[EXERCISE AIM]: Across the entries below, how many lines contain the string "java"? Give only the count.

** START OF DATA ROWS **

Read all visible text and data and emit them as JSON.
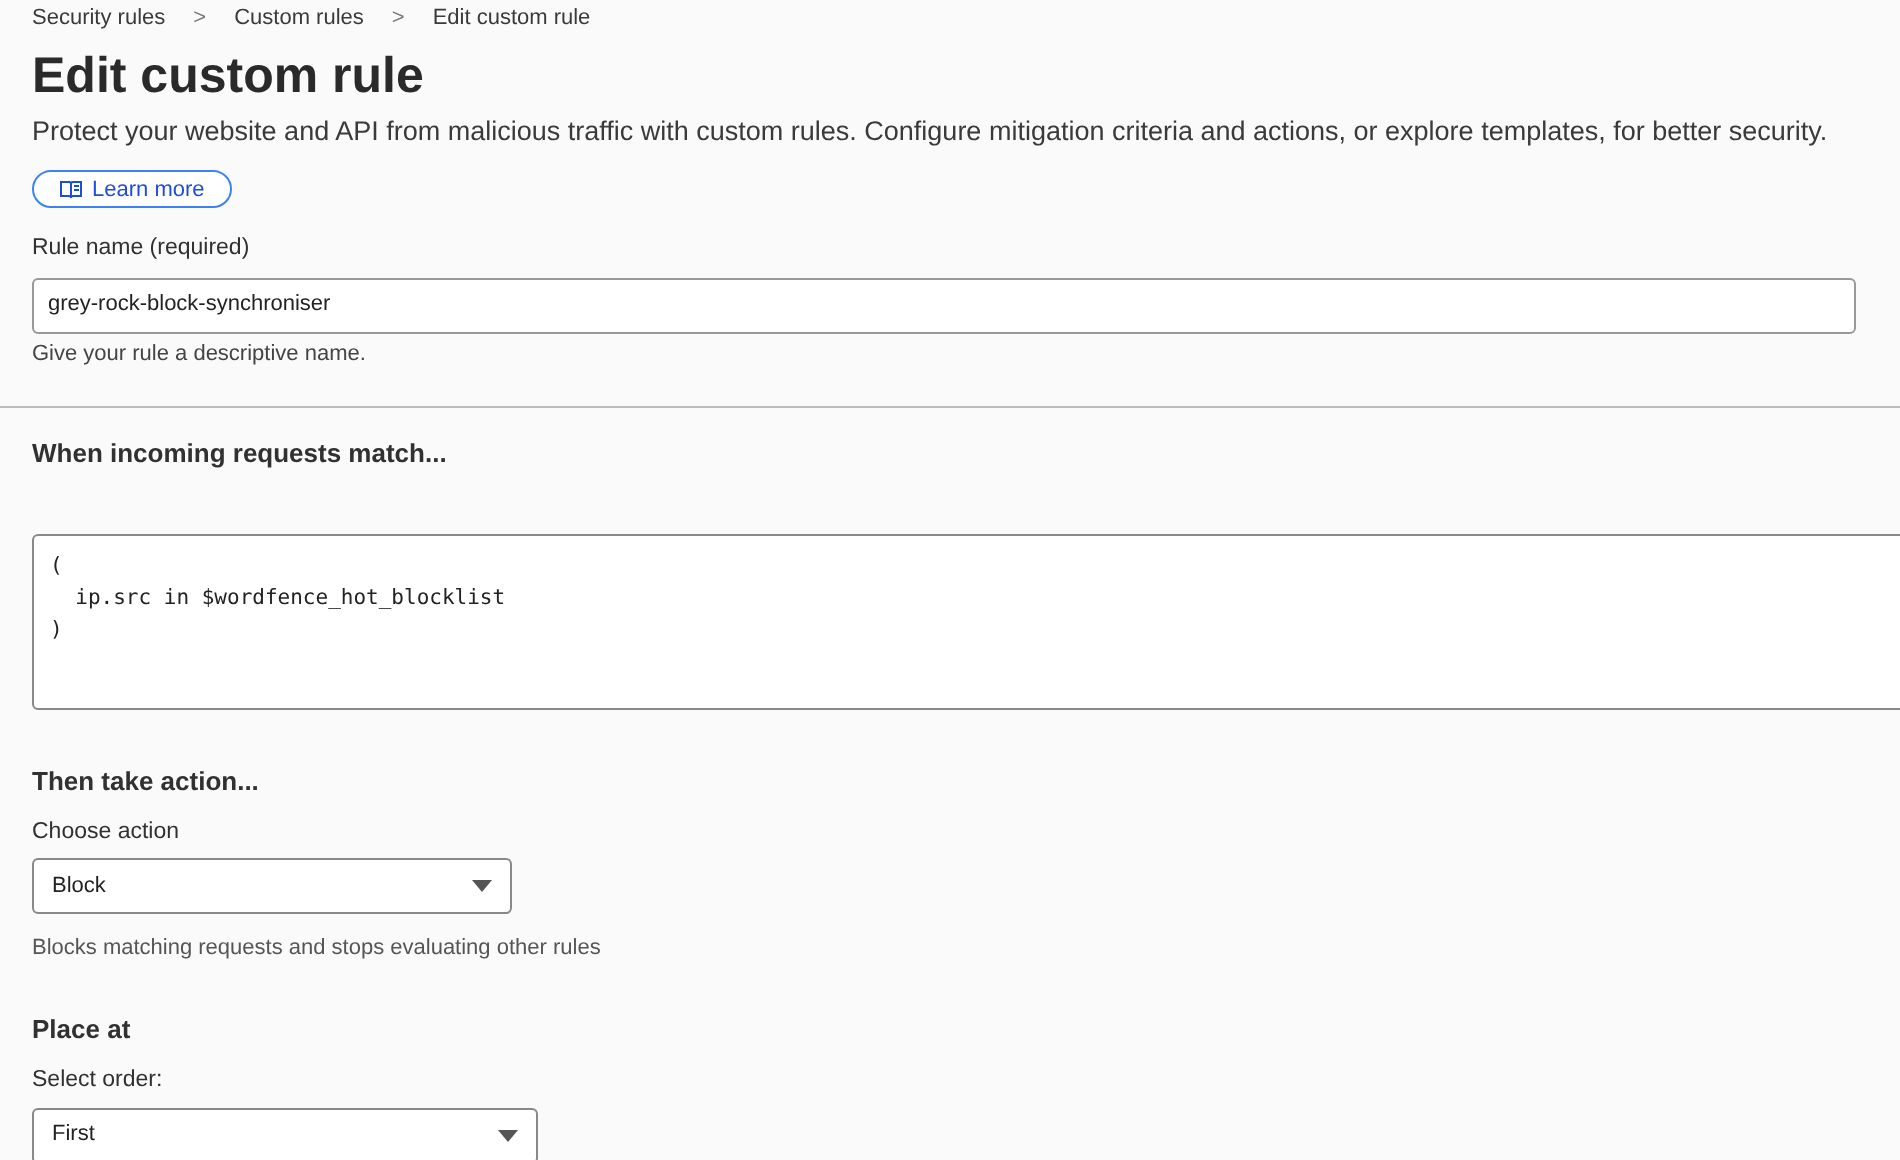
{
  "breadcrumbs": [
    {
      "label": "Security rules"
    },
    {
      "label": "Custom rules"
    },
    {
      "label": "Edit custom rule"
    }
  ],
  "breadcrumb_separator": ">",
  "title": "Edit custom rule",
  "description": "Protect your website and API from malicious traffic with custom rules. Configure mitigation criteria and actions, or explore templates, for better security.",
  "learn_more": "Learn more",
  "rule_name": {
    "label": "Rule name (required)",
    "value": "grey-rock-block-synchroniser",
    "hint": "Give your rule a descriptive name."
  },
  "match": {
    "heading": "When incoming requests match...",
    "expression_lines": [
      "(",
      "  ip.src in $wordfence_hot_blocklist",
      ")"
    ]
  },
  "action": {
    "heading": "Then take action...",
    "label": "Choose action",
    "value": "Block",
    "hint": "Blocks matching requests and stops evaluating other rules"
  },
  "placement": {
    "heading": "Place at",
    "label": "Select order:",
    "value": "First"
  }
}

** END OF DATA ROWS **
** START OF DATA ROWS **

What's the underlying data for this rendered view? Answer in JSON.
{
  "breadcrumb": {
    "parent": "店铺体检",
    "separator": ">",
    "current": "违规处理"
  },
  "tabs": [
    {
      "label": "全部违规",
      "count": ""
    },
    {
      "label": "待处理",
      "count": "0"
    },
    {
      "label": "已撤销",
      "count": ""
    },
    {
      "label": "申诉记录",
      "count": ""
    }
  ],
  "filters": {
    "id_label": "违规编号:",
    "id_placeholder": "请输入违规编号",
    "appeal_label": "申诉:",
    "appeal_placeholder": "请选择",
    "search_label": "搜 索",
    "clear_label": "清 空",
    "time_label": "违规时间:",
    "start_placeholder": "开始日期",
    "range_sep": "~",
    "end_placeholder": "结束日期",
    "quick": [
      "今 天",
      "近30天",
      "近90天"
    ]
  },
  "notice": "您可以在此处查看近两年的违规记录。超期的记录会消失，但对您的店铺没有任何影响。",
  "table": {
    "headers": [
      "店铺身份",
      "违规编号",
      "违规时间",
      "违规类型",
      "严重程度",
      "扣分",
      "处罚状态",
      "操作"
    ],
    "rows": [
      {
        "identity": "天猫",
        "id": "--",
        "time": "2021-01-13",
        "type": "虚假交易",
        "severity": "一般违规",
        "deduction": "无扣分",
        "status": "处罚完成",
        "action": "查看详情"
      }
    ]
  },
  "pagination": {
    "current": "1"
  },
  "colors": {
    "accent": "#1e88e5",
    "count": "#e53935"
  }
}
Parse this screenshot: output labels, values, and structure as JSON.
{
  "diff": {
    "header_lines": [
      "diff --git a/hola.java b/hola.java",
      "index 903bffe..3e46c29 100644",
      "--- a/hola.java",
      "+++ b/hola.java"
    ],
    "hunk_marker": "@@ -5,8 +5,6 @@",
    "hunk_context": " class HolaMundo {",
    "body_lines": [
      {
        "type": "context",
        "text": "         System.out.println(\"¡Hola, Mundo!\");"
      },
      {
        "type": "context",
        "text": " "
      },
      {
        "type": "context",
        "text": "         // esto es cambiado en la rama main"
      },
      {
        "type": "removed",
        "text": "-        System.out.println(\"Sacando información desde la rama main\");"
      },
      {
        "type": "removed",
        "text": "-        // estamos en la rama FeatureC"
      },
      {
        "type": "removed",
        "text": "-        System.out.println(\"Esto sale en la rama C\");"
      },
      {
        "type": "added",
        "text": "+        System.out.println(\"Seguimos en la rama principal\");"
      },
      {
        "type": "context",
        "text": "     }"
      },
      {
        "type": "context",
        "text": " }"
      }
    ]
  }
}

** END OF DATA ROWS **
** START OF DATA ROWS **

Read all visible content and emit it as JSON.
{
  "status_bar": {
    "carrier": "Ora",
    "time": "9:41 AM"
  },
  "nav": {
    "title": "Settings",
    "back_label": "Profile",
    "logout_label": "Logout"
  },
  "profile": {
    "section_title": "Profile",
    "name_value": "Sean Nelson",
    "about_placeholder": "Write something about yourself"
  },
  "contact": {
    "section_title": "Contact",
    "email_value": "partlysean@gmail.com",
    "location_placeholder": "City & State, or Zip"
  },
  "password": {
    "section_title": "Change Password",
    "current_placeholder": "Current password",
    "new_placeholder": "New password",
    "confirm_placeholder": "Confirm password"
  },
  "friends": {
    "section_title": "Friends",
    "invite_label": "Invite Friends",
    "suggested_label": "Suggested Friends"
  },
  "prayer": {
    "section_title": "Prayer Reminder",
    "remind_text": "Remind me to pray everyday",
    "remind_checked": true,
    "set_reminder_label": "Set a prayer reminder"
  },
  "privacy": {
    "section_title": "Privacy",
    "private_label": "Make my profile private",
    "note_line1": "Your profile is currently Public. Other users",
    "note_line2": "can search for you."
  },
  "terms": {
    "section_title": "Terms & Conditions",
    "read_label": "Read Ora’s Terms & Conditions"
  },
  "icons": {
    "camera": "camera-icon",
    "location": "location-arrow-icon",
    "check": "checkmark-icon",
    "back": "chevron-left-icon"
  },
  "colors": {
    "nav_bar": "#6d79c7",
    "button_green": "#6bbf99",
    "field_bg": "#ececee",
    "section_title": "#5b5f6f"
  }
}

** END OF DATA ROWS **

[EXERCISE ANSWER]: 3